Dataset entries
.....
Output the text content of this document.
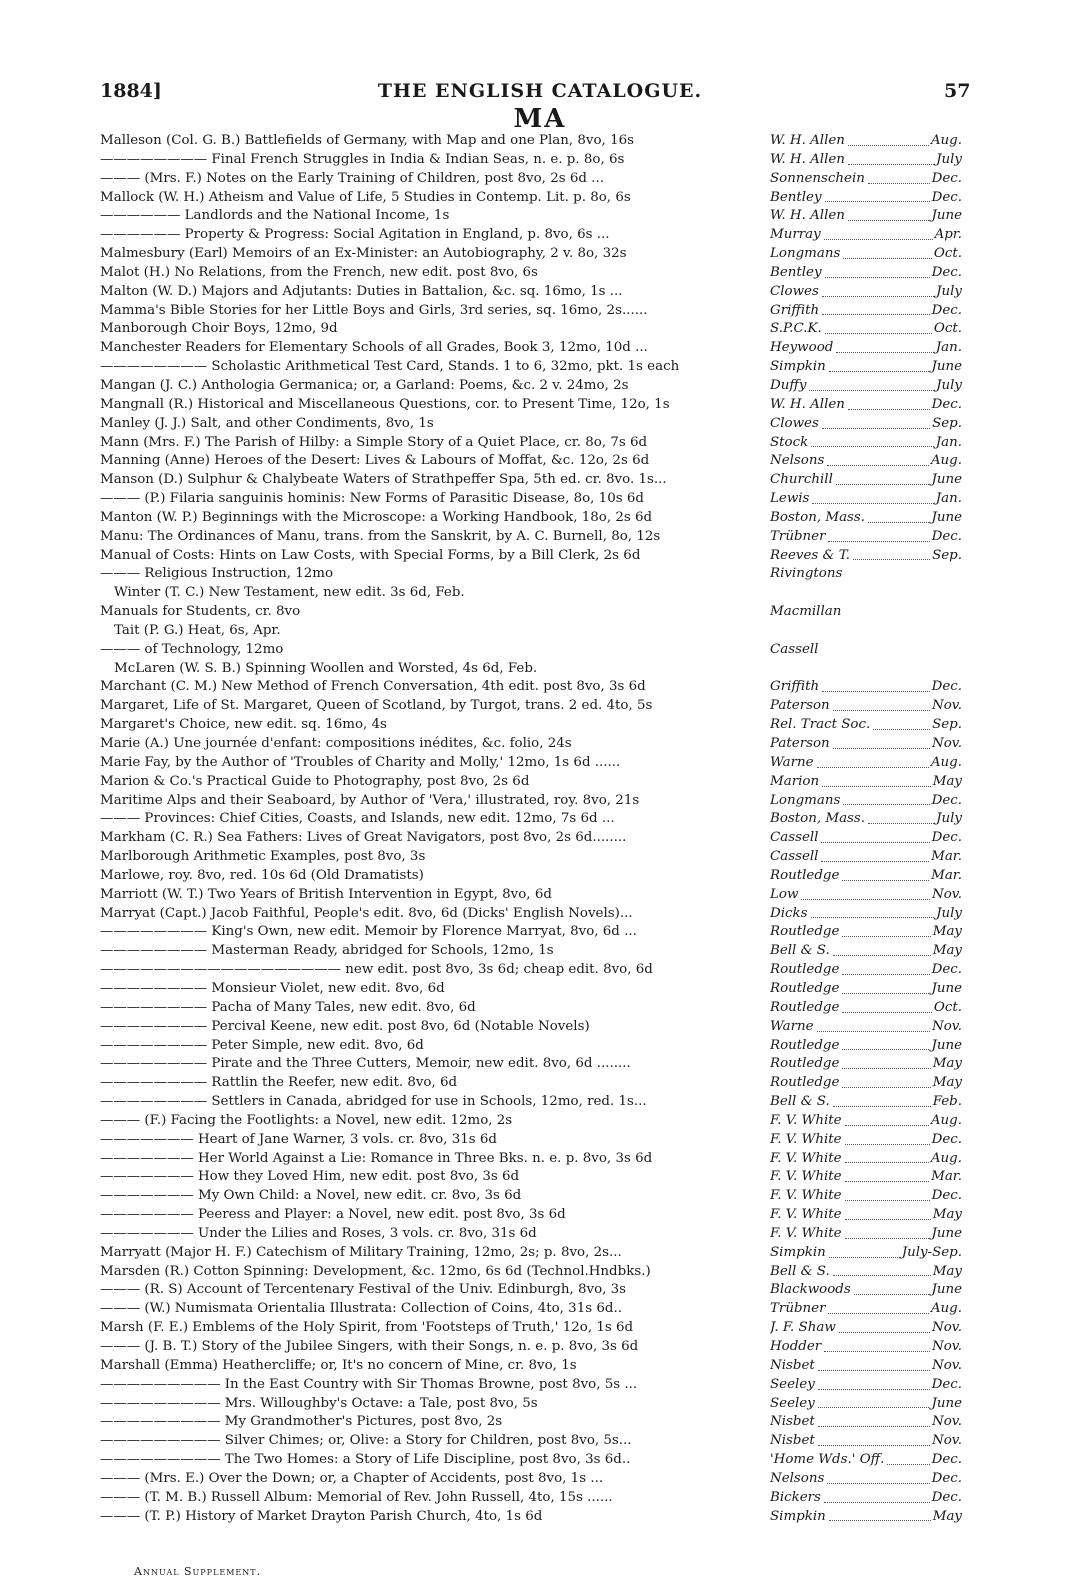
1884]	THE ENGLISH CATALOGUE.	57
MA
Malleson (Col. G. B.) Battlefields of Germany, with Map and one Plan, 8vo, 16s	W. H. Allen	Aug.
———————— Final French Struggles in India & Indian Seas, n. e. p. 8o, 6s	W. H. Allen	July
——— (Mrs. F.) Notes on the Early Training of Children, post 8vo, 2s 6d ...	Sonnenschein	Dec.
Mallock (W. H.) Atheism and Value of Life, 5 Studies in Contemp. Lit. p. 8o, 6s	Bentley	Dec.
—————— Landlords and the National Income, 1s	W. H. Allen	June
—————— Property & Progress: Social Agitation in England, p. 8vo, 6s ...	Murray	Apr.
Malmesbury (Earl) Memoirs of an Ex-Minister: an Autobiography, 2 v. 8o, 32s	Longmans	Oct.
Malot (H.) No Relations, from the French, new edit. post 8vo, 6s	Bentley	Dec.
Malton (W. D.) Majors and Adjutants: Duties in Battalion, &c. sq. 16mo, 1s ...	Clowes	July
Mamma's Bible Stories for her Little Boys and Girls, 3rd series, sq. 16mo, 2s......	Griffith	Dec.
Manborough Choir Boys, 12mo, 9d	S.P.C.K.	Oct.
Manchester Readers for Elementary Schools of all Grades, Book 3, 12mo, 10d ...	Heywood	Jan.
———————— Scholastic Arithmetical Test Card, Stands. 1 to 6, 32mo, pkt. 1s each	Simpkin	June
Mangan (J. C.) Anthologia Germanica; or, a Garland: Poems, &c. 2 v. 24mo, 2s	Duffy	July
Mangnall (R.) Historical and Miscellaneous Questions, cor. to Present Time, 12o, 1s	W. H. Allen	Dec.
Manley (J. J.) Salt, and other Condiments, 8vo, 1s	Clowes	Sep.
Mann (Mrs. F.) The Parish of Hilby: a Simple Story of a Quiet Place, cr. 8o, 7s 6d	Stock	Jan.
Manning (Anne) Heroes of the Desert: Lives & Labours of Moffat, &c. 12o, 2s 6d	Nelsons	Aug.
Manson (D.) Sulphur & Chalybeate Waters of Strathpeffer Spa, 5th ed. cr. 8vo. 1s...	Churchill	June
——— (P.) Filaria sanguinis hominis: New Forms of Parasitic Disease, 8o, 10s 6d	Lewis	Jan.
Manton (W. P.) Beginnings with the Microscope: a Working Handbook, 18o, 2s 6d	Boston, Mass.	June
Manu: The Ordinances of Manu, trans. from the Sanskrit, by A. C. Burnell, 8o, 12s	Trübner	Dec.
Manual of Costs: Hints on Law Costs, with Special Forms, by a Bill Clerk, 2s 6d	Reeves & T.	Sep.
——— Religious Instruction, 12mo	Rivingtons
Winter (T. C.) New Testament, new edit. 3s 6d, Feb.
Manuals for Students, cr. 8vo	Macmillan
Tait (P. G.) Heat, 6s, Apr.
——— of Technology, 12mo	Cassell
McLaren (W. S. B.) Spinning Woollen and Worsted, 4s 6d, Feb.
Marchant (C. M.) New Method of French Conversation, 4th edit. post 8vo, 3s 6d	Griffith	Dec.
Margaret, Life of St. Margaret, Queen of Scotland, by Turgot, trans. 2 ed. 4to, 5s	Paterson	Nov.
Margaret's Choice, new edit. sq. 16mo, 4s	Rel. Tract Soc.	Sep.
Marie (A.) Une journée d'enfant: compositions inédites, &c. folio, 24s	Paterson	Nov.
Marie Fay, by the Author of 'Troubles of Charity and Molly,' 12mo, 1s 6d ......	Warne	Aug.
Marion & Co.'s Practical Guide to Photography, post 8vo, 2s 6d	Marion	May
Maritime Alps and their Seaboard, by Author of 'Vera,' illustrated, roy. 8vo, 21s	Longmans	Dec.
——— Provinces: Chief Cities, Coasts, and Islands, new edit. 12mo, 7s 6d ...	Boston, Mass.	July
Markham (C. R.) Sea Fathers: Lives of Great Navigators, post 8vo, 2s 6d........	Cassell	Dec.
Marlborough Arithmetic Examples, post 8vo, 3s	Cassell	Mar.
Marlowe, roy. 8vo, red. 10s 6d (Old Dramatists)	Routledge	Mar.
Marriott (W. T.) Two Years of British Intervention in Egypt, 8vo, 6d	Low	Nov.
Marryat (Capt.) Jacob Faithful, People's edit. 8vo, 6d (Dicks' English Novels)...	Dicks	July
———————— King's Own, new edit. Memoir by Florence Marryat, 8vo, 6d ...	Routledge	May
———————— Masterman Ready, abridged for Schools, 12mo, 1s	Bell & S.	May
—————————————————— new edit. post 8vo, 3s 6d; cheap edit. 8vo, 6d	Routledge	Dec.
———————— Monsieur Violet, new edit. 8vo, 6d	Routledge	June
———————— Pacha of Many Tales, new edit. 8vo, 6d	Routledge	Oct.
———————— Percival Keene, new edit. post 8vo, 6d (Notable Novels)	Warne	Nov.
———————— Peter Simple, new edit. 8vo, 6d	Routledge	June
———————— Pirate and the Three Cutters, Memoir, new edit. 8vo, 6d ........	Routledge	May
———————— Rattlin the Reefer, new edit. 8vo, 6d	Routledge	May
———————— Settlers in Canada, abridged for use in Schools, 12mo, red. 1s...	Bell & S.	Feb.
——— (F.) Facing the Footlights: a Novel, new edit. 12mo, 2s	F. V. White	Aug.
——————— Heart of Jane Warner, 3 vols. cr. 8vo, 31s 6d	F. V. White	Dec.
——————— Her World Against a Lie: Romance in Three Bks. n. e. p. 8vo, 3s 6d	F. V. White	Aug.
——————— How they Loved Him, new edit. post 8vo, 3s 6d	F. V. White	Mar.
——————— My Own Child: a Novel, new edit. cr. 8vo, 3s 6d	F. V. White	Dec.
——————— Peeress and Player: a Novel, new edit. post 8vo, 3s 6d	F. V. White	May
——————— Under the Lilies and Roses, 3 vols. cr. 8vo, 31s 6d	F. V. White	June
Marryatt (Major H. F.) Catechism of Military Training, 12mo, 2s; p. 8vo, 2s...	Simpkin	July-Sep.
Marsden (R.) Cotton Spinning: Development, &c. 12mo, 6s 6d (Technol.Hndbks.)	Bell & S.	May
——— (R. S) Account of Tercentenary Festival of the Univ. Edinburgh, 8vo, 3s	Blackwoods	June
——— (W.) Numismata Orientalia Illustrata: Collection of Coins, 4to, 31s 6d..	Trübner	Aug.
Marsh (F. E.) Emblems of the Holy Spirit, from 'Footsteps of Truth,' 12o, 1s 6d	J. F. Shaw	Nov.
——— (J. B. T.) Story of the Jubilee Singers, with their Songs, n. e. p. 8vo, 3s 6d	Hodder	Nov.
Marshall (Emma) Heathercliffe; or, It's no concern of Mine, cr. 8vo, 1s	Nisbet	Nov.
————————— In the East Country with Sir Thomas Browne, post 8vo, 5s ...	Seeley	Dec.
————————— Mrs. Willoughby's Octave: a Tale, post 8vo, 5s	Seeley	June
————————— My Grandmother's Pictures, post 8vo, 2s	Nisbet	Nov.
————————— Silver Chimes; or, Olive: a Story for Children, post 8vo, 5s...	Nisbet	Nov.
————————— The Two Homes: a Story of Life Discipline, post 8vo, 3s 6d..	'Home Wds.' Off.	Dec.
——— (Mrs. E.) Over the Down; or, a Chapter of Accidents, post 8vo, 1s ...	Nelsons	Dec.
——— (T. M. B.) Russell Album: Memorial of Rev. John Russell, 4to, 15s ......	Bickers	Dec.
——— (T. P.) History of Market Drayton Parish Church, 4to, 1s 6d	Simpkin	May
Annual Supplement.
.....
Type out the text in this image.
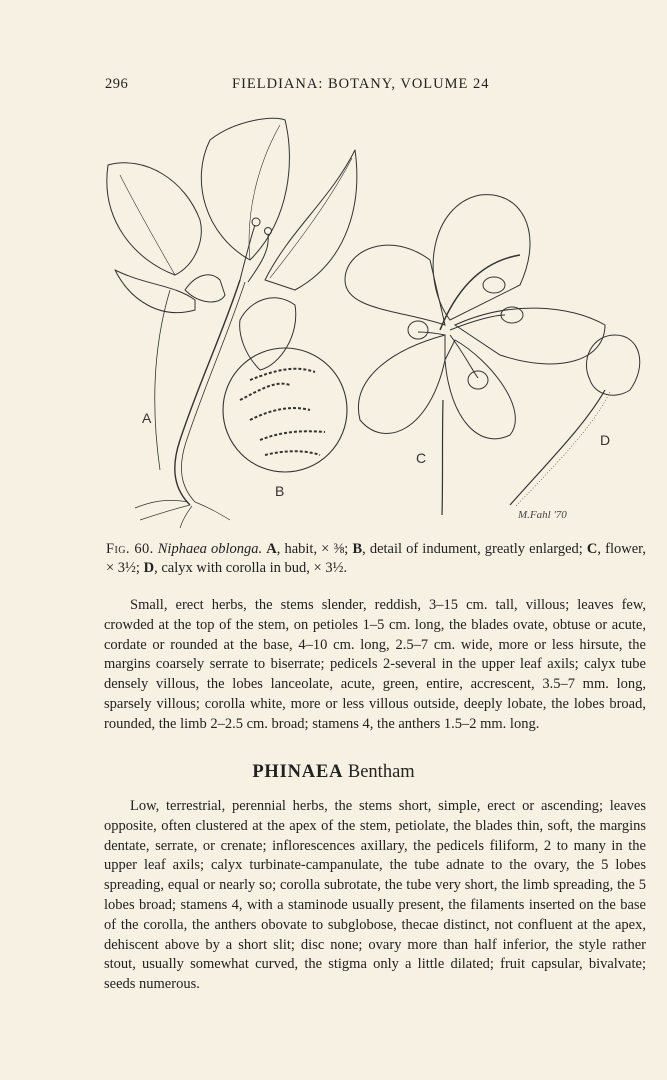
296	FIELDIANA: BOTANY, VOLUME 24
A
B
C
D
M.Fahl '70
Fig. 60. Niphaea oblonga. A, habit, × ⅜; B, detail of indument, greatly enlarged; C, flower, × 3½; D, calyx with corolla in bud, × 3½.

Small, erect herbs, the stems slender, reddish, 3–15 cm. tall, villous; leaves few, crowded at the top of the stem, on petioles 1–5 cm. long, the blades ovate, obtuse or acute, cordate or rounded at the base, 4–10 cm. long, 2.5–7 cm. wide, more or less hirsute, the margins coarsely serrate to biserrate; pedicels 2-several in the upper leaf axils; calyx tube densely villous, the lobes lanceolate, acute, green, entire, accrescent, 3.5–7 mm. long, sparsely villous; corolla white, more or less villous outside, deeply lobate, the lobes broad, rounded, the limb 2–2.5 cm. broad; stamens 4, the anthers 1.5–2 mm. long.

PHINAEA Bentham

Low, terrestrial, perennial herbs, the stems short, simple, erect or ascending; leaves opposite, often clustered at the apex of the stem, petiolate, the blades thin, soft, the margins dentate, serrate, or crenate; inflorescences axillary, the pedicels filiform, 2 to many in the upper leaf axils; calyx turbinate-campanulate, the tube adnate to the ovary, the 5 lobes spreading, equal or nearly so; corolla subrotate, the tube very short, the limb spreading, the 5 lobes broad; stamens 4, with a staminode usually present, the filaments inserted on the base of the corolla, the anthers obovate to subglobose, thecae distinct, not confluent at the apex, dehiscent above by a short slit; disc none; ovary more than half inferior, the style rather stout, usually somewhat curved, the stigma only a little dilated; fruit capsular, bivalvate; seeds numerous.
.....
■ **GIVEN PROBLEM**
The word "tube" may appear on some lines. Report how many lines hold it, giving the number alone.

■ **COMPLETED TASK**
2